[Dataset items]
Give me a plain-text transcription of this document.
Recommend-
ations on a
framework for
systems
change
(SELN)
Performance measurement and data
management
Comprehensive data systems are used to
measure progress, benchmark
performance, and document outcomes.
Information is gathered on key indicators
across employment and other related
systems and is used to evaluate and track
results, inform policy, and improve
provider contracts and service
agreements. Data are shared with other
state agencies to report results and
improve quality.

==

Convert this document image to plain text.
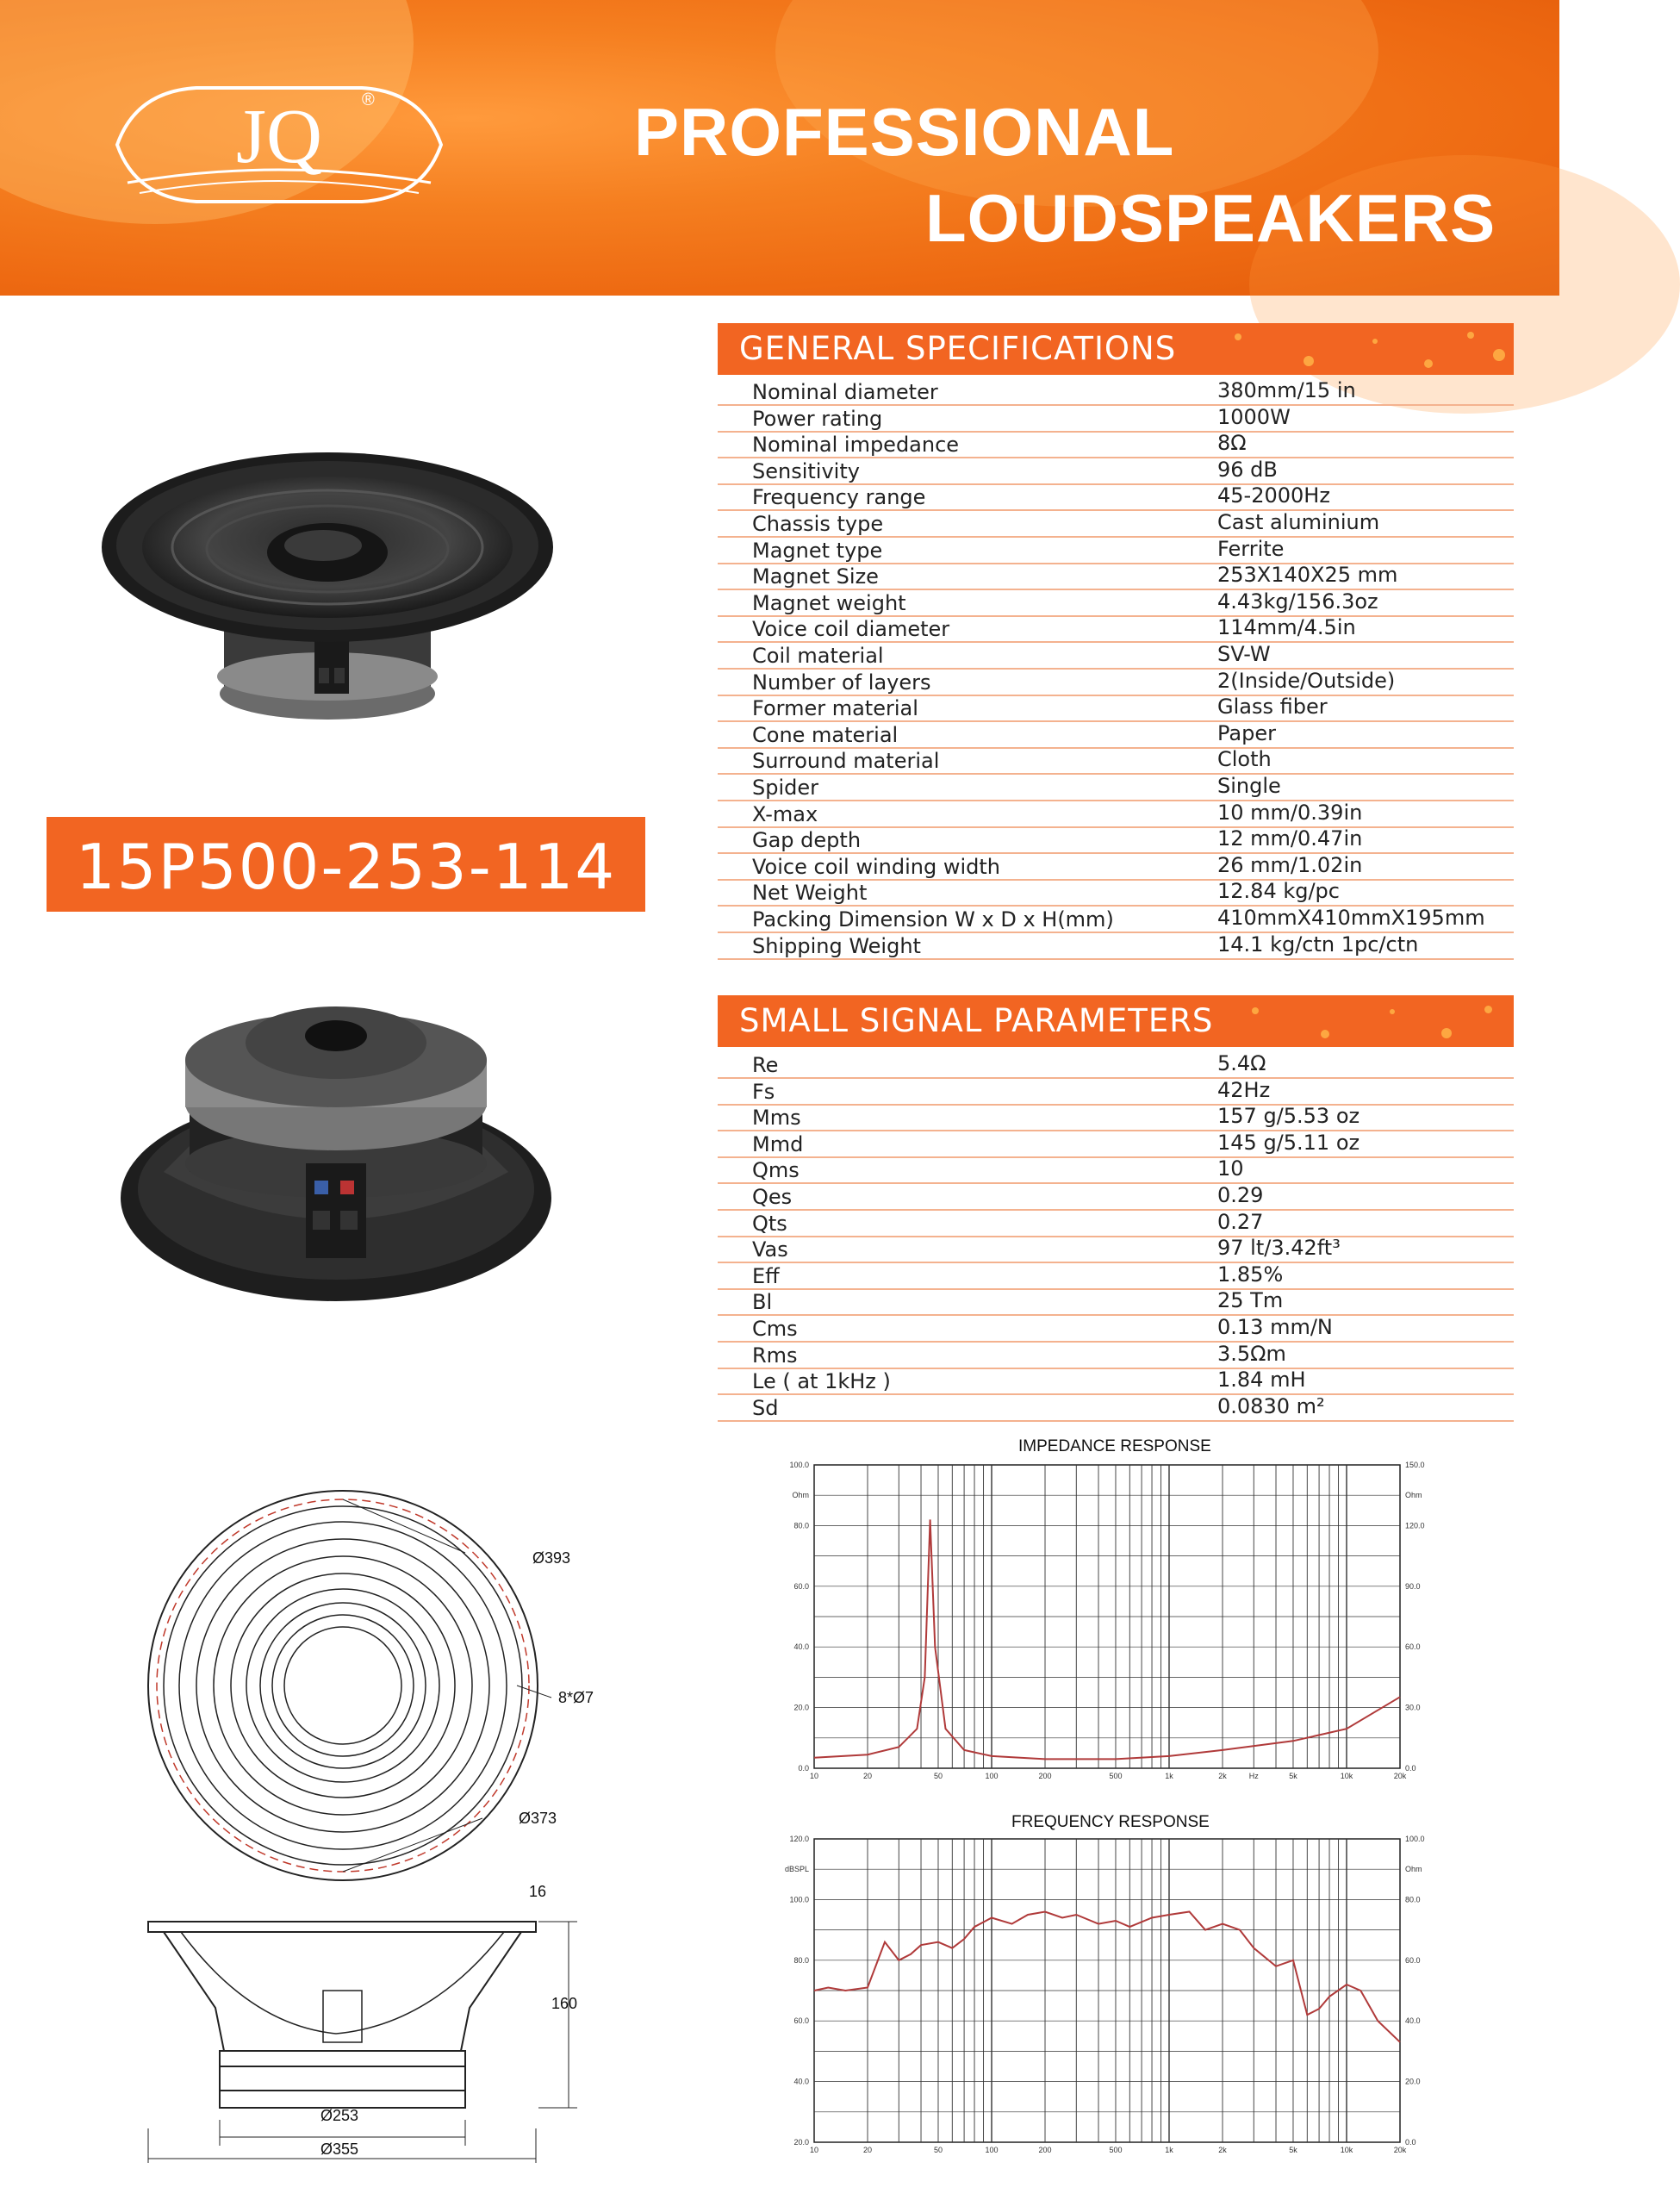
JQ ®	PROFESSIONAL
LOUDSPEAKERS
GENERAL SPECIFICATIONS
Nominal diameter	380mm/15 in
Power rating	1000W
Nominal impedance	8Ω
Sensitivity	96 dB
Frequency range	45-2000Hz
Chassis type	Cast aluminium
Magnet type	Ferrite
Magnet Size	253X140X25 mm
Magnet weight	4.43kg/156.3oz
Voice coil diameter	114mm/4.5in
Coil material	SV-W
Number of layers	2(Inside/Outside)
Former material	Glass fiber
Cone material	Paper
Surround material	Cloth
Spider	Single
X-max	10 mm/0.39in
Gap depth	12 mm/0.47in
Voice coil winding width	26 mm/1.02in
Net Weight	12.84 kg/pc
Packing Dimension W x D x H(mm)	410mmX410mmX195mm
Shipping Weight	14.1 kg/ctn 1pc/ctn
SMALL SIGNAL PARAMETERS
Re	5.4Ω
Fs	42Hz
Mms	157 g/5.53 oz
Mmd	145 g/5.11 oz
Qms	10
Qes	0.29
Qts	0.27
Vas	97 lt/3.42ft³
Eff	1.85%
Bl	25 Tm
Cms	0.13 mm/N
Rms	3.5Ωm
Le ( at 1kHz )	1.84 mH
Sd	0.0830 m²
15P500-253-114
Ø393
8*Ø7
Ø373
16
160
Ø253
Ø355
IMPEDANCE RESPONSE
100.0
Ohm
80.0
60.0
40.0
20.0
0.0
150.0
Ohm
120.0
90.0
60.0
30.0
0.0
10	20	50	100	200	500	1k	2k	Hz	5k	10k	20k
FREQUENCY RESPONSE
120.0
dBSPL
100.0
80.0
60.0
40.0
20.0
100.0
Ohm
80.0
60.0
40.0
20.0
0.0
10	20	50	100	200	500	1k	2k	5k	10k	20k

---

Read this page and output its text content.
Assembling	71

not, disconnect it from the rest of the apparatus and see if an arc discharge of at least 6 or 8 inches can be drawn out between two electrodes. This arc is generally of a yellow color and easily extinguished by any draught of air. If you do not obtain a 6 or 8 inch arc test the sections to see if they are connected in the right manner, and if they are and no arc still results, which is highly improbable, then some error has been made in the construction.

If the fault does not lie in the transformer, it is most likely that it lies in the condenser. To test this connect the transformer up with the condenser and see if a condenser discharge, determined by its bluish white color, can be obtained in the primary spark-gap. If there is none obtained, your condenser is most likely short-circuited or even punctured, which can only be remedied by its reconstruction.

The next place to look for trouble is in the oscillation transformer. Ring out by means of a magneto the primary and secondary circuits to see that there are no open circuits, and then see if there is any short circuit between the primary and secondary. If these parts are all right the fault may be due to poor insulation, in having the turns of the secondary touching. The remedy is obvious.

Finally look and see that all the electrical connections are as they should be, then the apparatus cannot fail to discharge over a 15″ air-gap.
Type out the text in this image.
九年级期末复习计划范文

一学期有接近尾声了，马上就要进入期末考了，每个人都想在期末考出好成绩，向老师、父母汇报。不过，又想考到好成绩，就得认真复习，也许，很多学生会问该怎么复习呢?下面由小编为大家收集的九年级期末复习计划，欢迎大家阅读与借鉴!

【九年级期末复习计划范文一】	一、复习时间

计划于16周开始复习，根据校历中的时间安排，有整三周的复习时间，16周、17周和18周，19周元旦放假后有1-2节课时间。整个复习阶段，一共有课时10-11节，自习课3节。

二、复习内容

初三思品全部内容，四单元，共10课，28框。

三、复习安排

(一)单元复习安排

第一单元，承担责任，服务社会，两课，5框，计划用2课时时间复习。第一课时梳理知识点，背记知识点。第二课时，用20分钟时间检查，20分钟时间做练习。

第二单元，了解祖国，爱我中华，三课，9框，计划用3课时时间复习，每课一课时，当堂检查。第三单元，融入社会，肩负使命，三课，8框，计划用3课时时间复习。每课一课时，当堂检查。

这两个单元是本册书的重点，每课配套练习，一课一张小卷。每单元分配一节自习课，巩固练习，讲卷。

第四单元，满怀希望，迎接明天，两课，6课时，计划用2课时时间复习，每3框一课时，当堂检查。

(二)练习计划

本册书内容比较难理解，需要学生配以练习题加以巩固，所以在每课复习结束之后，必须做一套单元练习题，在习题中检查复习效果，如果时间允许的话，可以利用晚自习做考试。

# [Aim]
In the records above, locate every line with the string "document" and copy it.

# [Task output]
Give me a plain-text transcription of this document.
performance, and document outcomes.
Convert this document image to plain text.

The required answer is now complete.